> _Stated task_
Please report every line from the material that contains the word "Object".

(Dataset items)
================================

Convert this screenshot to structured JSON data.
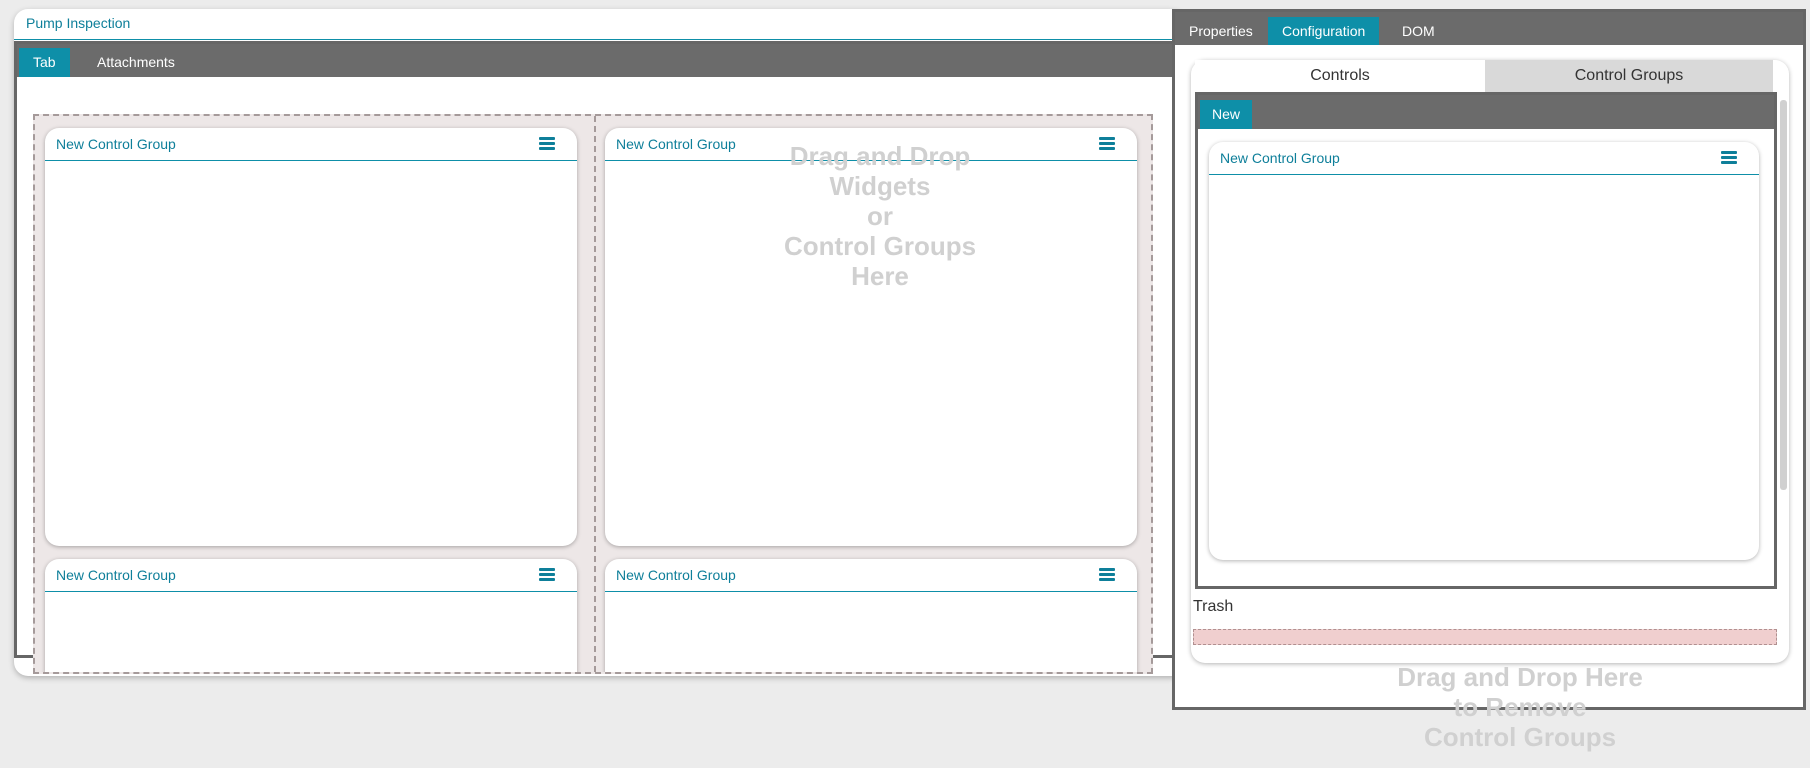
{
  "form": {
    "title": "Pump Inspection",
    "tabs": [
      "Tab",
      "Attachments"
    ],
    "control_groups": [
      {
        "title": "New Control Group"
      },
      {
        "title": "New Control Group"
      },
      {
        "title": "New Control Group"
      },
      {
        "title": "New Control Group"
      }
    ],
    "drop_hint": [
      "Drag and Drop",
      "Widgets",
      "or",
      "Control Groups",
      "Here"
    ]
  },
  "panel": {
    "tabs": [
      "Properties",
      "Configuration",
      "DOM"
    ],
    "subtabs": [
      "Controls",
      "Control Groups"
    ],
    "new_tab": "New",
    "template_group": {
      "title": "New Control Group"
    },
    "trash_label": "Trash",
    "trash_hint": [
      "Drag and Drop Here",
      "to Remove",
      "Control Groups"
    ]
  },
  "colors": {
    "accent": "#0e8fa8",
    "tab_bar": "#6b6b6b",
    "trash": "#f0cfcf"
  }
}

================================

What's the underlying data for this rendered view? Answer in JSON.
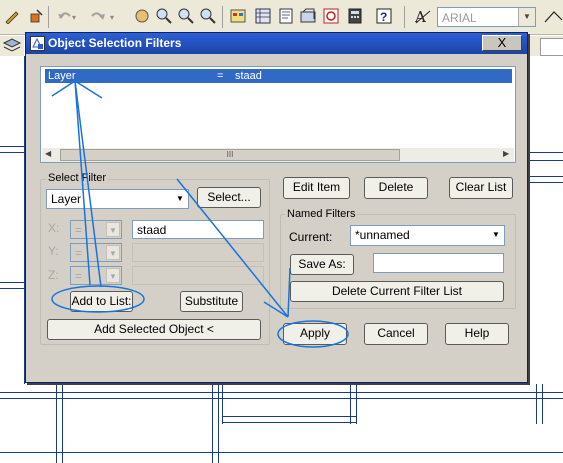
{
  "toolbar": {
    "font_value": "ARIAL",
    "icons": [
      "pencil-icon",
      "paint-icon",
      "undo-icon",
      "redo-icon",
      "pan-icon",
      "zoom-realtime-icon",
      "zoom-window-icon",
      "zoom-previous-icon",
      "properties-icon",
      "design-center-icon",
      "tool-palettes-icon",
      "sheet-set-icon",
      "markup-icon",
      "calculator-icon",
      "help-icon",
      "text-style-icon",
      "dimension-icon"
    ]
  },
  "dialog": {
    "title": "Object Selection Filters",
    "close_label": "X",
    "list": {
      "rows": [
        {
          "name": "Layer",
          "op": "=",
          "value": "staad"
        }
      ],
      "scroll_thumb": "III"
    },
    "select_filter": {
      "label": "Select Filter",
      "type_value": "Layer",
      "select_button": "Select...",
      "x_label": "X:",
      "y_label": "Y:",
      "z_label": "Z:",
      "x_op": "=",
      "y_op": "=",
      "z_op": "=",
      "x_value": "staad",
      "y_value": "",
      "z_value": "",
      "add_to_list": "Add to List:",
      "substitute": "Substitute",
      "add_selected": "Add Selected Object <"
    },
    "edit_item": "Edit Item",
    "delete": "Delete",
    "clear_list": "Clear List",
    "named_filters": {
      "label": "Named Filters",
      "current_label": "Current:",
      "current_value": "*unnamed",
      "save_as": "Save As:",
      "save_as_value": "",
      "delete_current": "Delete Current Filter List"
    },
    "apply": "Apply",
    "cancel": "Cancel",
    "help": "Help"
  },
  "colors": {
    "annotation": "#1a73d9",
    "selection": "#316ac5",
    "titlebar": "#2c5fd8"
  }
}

================================

> _Answer in full_
    "title": "Object Selection Filters",
      "add_selected": "Add Selected Object <"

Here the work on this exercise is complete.